§ **DESCRIPTION OF THE TASK**:
Reproduce all records verbatim.

+++ SUPPLIED MATERIAL +++

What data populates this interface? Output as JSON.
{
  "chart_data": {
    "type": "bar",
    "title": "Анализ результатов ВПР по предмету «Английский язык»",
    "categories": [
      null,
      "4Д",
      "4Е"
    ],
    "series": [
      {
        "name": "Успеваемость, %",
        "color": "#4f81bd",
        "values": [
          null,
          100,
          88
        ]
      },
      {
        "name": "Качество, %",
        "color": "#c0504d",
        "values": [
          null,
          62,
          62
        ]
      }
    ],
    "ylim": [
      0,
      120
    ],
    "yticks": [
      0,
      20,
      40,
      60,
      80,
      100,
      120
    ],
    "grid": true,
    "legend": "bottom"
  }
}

+++

§ **THE COMPLETED TASK**:
What data populates this interface? Output as JSON.
{
  "chart_data": {
    "type": "bar",
    "title": "Анализ результатов ВПР по предмету «Английский язык»",
    "categories": [
      null,
      "4Д",
      "4Е"
    ],
    "series": [
      {
        "name": "Успеваемость, %",
        "color": "#4f81bd",
        "values": [
          null,
          100,
          88
        ]
      },
      {
        "name": "Качество, %",
        "color": "#c0504d",
        "values": [
          null,
          62,
          62
        ]
      }
    ],
    "ylim": [
      0,
      120
    ],
    "yticks": [
      0,
      20,
      40,
      60,
      80,
      100,
      120
    ],
    "grid": true,
    "legend": "bottom"
  }
}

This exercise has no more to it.